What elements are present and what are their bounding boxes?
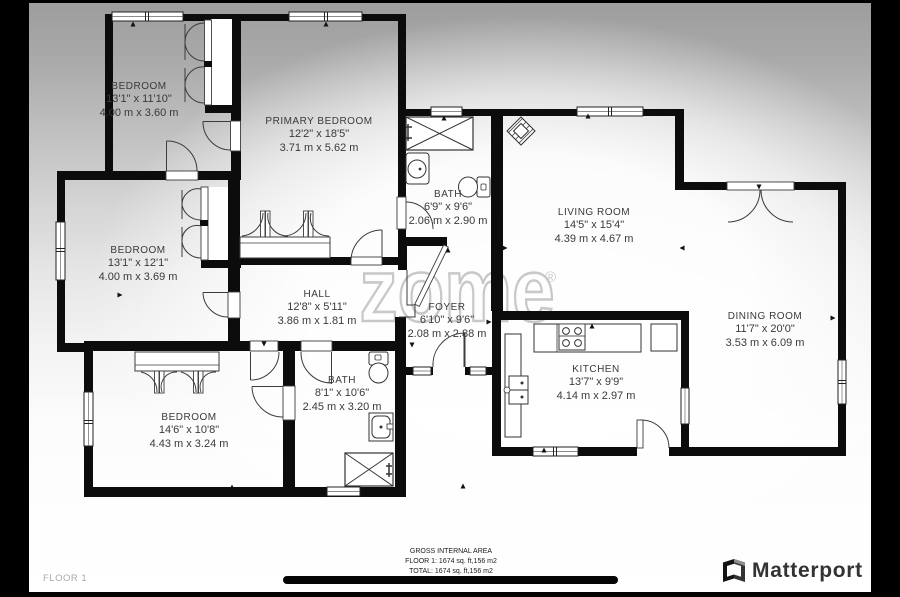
svg-text:®: ® [545,269,556,286]
svg-text:Matterport: Matterport [752,559,863,582]
svg-text:2.06 m x 2.90 m: 2.06 m x 2.90 m [409,215,488,227]
svg-text:8'1" x 10'6": 8'1" x 10'6" [315,387,369,399]
svg-text:3.53 m x 6.09 m: 3.53 m x 6.09 m [726,337,805,349]
svg-text:TOTAL: 1674 sq. ft,156 m2: TOTAL: 1674 sq. ft,156 m2 [409,568,493,575]
svg-text:13'1" x 11'10": 13'1" x 11'10" [106,93,172,105]
svg-text:12'8" x 5'11": 12'8" x 5'11" [287,301,347,313]
svg-text:DINING ROOM: DINING ROOM [728,311,802,322]
svg-text:4.14 m x 2.97 m: 4.14 m x 2.97 m [557,390,636,402]
svg-text:FLOOR 1: 1674 sq. ft,156 m2: FLOOR 1: 1674 sq. ft,156 m2 [405,558,497,565]
svg-text:FLOOR 1: FLOOR 1 [43,573,87,584]
svg-text:KITCHEN: KITCHEN [572,364,619,375]
svg-text:zome: zome [360,241,555,341]
svg-text:BEDROOM: BEDROOM [161,412,216,423]
svg-text:4.43 m x 3.24 m: 4.43 m x 3.24 m [150,438,229,450]
svg-text:14'5" x 15'4": 14'5" x 15'4" [564,219,624,231]
svg-text:13'1" x 12'1": 13'1" x 12'1" [108,257,168,269]
svg-text:13'7" x 9'9": 13'7" x 9'9" [569,376,623,388]
svg-text:6'9" x 9'6": 6'9" x 9'6" [424,201,472,213]
svg-text:3.86 m x 1.81 m: 3.86 m x 1.81 m [278,315,357,327]
svg-text:BATH: BATH [328,375,356,386]
svg-text:4.00 m x 3.60 m: 4.00 m x 3.60 m [100,107,179,119]
svg-text:BEDROOM: BEDROOM [110,245,165,256]
svg-text:PRIMARY BEDROOM: PRIMARY BEDROOM [265,116,372,127]
svg-text:4.00 m x 3.69 m: 4.00 m x 3.69 m [99,271,178,283]
svg-text:6'10" x 9'6": 6'10" x 9'6" [420,314,474,326]
svg-text:HALL: HALL [303,289,330,300]
svg-text:11'7" x 20'0": 11'7" x 20'0" [735,323,795,335]
svg-text:2.45 m x 3.20 m: 2.45 m x 3.20 m [303,401,382,413]
svg-text:2.08 m x 2.88 m: 2.08 m x 2.88 m [408,328,487,340]
svg-text:12'2" x 18'5": 12'2" x 18'5" [289,128,349,140]
svg-text:FOYER: FOYER [429,302,466,313]
svg-text:BATH: BATH [434,189,462,200]
svg-text:14'6" x 10'8": 14'6" x 10'8" [159,424,219,436]
svg-text:4.39 m x 4.67 m: 4.39 m x 4.67 m [555,233,634,245]
svg-text:LIVING ROOM: LIVING ROOM [558,207,630,218]
svg-text:3.71 m x 5.62 m: 3.71 m x 5.62 m [280,142,359,154]
svg-text:GROSS INTERNAL AREA: GROSS INTERNAL AREA [410,548,493,555]
svg-text:BEDROOM: BEDROOM [111,81,166,92]
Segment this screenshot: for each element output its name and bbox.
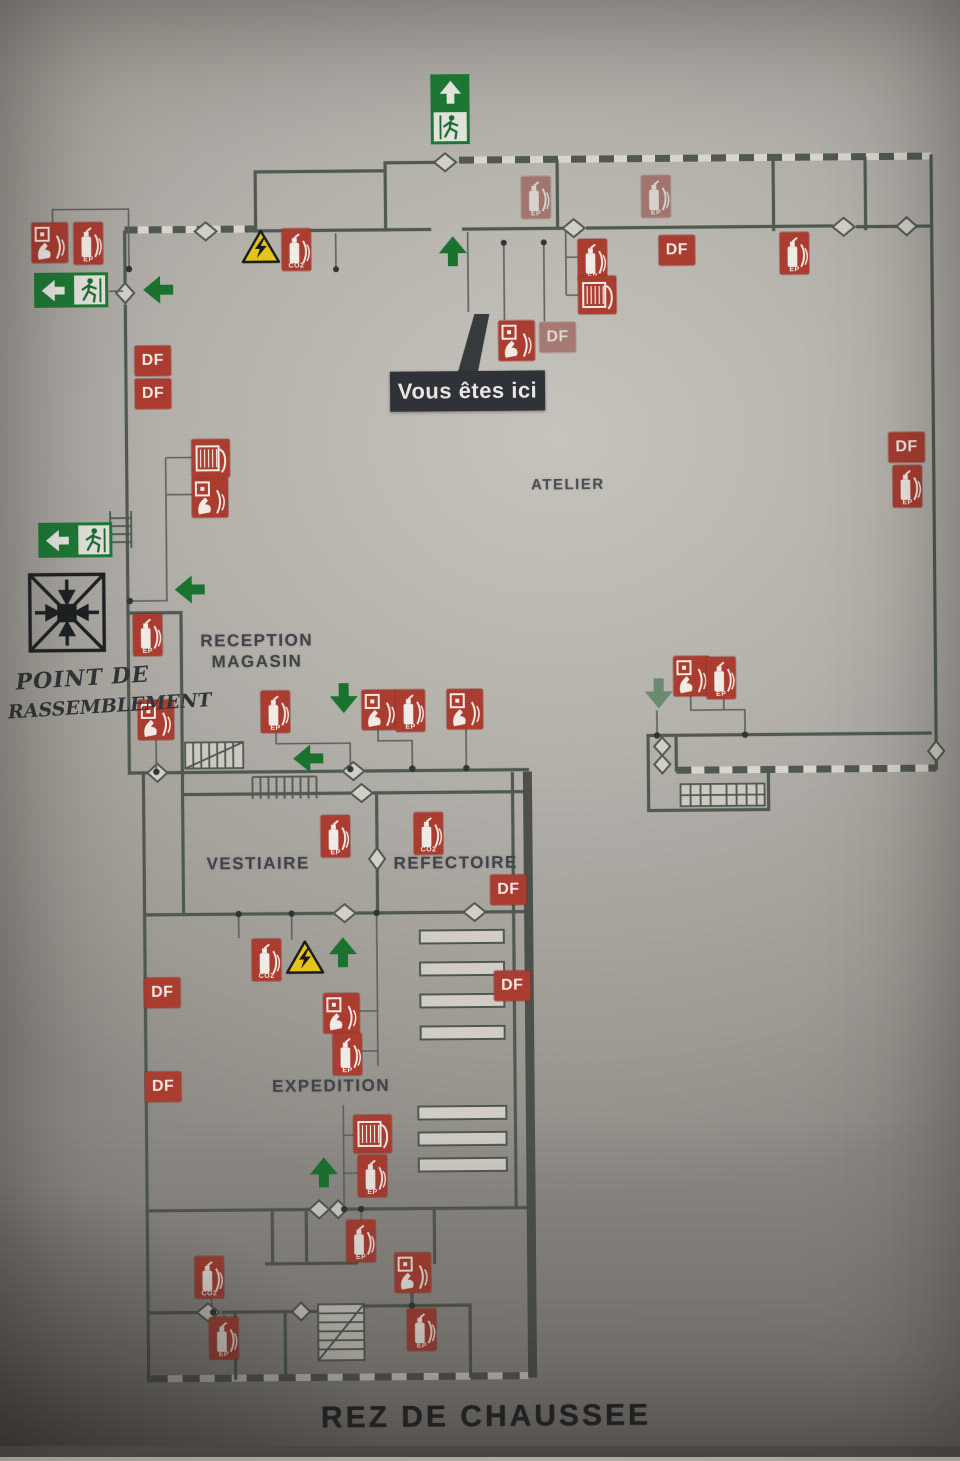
extinguisher-type-label: CO2 [282, 262, 311, 269]
fire-door-df-badge: DF [539, 322, 575, 352]
call-point-glyph [447, 689, 483, 729]
hose-reel-glyph [191, 439, 229, 477]
arrow-glyph [642, 676, 676, 710]
assembly-point-icon [25, 569, 110, 656]
call-point-glyph [362, 690, 398, 730]
manual-call-point-icon [673, 656, 709, 696]
fire-extinguisher-icon: EP [578, 239, 607, 281]
manual-call-point-icon [323, 993, 359, 1033]
evacuation-arrow [642, 676, 676, 710]
df-label: DF [501, 977, 523, 995]
df-label: DF [497, 881, 519, 899]
room-label-vestiaire: VESTIAIRE [193, 853, 323, 874]
manual-call-point-icon [447, 689, 483, 729]
extinguisher-type-label: EP [358, 1189, 387, 1196]
marker-layer: DF DF DF DF DF DF DF DF DF [0, 0, 960, 1461]
electrical-hazard-icon [285, 939, 325, 975]
room-label-reception-magasin: RECEPTION MAGASIN [174, 629, 339, 672]
extinguisher-type-label: EP [780, 266, 809, 273]
room-label-atelier: ATELIER [498, 476, 638, 494]
call-point-glyph [498, 321, 534, 361]
df-label: DF [546, 328, 568, 346]
exit-arrow-up-icon [430, 74, 469, 109]
call-point-glyph [32, 223, 68, 263]
fire-hose-reel-icon [191, 439, 229, 477]
fire-extinguisher-icon: EP [209, 1317, 238, 1359]
manual-call-point-icon [395, 1252, 431, 1292]
arrow-glyph [291, 741, 325, 775]
call-point-glyph [192, 477, 228, 517]
fire-door-df-badge: DF [888, 432, 924, 462]
fire-extinguisher-icon: EP [133, 614, 162, 656]
manual-call-point-icon [362, 690, 398, 730]
call-point-glyph [673, 656, 709, 696]
arrow-glyph [436, 234, 470, 268]
fire-extinguisher-icon: EP [407, 1308, 436, 1350]
extinguisher-type-label: EP [209, 1351, 238, 1358]
fire-door-df-badge: DF [135, 379, 171, 409]
fire-door-df-badge: DF [144, 978, 180, 1008]
electrical-hazard-icon [241, 229, 281, 265]
fire-door-df-badge: DF [659, 235, 695, 265]
hose-reel-glyph [578, 276, 616, 314]
arrow-glyph [141, 273, 175, 307]
fire-door-df-badge: DF [135, 346, 171, 376]
extinguisher-type-label: CO2 [195, 1290, 224, 1297]
df-label: DF [142, 385, 164, 403]
you-are-here-badge: Vous êtes ici [390, 370, 545, 411]
room-label-reception-line2: MAGASIN [174, 650, 339, 672]
fire-extinguisher-icon: EP [358, 1155, 387, 1197]
exit-arrow-left-icon [38, 523, 75, 558]
fire-extinguisher-icon: EP [396, 689, 425, 731]
evacuation-arrow [173, 572, 207, 606]
extinguisher-type-label: EP [641, 209, 670, 216]
hose-reel-glyph [353, 1115, 391, 1153]
call-point-glyph [323, 993, 359, 1033]
co2-extinguisher-icon: CO2 [282, 228, 311, 270]
fire-extinguisher-icon: EP [780, 232, 809, 274]
df-label: DF [666, 241, 688, 259]
fire-extinguisher-icon: EP [641, 175, 670, 217]
room-label-reception-line1: RECEPTION [174, 629, 339, 651]
df-label: DF [142, 352, 164, 370]
extinguisher-type-label: EP [261, 725, 290, 732]
manual-call-point-icon [192, 477, 228, 517]
extinguisher-type-label: EP [347, 1254, 376, 1261]
fire-extinguisher-icon: EP [346, 1220, 375, 1262]
extinguisher-type-label: EP [521, 210, 550, 217]
co2-extinguisher-icon: CO2 [195, 1256, 224, 1298]
emergency-exit-sign-left [34, 272, 108, 311]
df-label: DF [152, 1078, 174, 1096]
call-point-glyph [395, 1252, 431, 1292]
extinguisher-type-label: EP [707, 691, 736, 698]
extinguisher-type-label: EP [893, 499, 922, 506]
manual-call-point-icon [32, 223, 68, 263]
fire-hose-reel-icon [578, 276, 616, 314]
evacuation-arrow [141, 273, 175, 307]
manual-call-point-icon [498, 321, 534, 361]
exit-arrow-left-icon [34, 273, 71, 308]
evacuation-arrow [327, 681, 361, 715]
co2-extinguisher-icon: CO2 [414, 812, 443, 854]
df-label: DF [895, 438, 917, 456]
extinguisher-type-label: EP [396, 723, 425, 730]
df-label: DF [151, 984, 173, 1002]
fire-extinguisher-icon: EP [74, 222, 103, 264]
evacuation-arrow [436, 234, 470, 268]
fire-door-df-badge: DF [490, 875, 526, 905]
fire-extinguisher-icon: EP [321, 815, 350, 857]
evacuation-arrow [307, 1155, 341, 1189]
photo-bottom-edge [0, 1446, 960, 1457]
emergency-exit-sign-up [430, 74, 470, 144]
extinguisher-type-label: EP [74, 256, 103, 263]
extinguisher-type-label: CO2 [252, 973, 281, 980]
arrow-glyph [307, 1155, 341, 1189]
extinguisher-type-label: EP [333, 1067, 362, 1074]
evacuation-arrow [326, 935, 360, 969]
room-label-expedition: EXPEDITION [261, 1076, 401, 1097]
extinguisher-type-label: EP [321, 849, 350, 856]
emergency-exit-sign-left [38, 522, 112, 561]
room-label-refectoire: REFECTOIRE [383, 853, 528, 874]
evacuation-floor-plan: DF DF DF DF DF DF DF DF DF [0, 0, 960, 1461]
fire-extinguisher-icon: EP [706, 657, 735, 699]
fire-hose-reel-icon [353, 1115, 391, 1153]
extinguisher-type-label: EP [407, 1342, 436, 1349]
arrow-glyph [326, 935, 360, 969]
fire-door-df-badge: DF [145, 1072, 181, 1102]
fire-extinguisher-icon: EP [521, 176, 550, 218]
arrow-glyph [173, 572, 207, 606]
fire-extinguisher-icon: EP [893, 465, 922, 507]
running-man-icon [71, 272, 108, 307]
arrow-glyph [327, 681, 361, 715]
fire-extinguisher-icon: EP [333, 1033, 362, 1075]
co2-extinguisher-icon: CO2 [252, 939, 281, 981]
evacuation-arrow [291, 741, 325, 775]
extinguisher-type-label: EP [133, 648, 162, 655]
running-man-icon [431, 109, 470, 144]
fire-extinguisher-icon: EP [261, 691, 290, 733]
fire-door-df-badge: DF [494, 971, 530, 1001]
running-man-icon [75, 522, 112, 557]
++++++
• INSTRUCTIONS TO FOLLOW: Recast the rows from the line with "svg-text:®: ® [545,269,556,286]" to the line with "svg-text:TOTAL: 1674 sq.", both included, as a JSON list of strings with one string per line and blank lines omitted.

• SOLUTION FOR THIS TASK:
[
  "svg-text:®: ® [545,269,556,286]",
  "svg-text:Matterport: Matterport [752,559,863,582]",
  "svg-text:2.06 m x 2.90 m: 2.06 m x 2.90 m [409,215,488,227]",
  "svg-text:8'1\" x 10'6\": 8'1\" x 10'6\" [315,387,369,399]",
  "svg-text:3.53 m x 6.09 m: 3.53 m x 6.09 m [726,337,805,349]",
  "svg-text:TOTAL: 1674 sq. ft,156 m2: TOTAL: 1674 sq. ft,156 m2 [409,568,493,575]"
]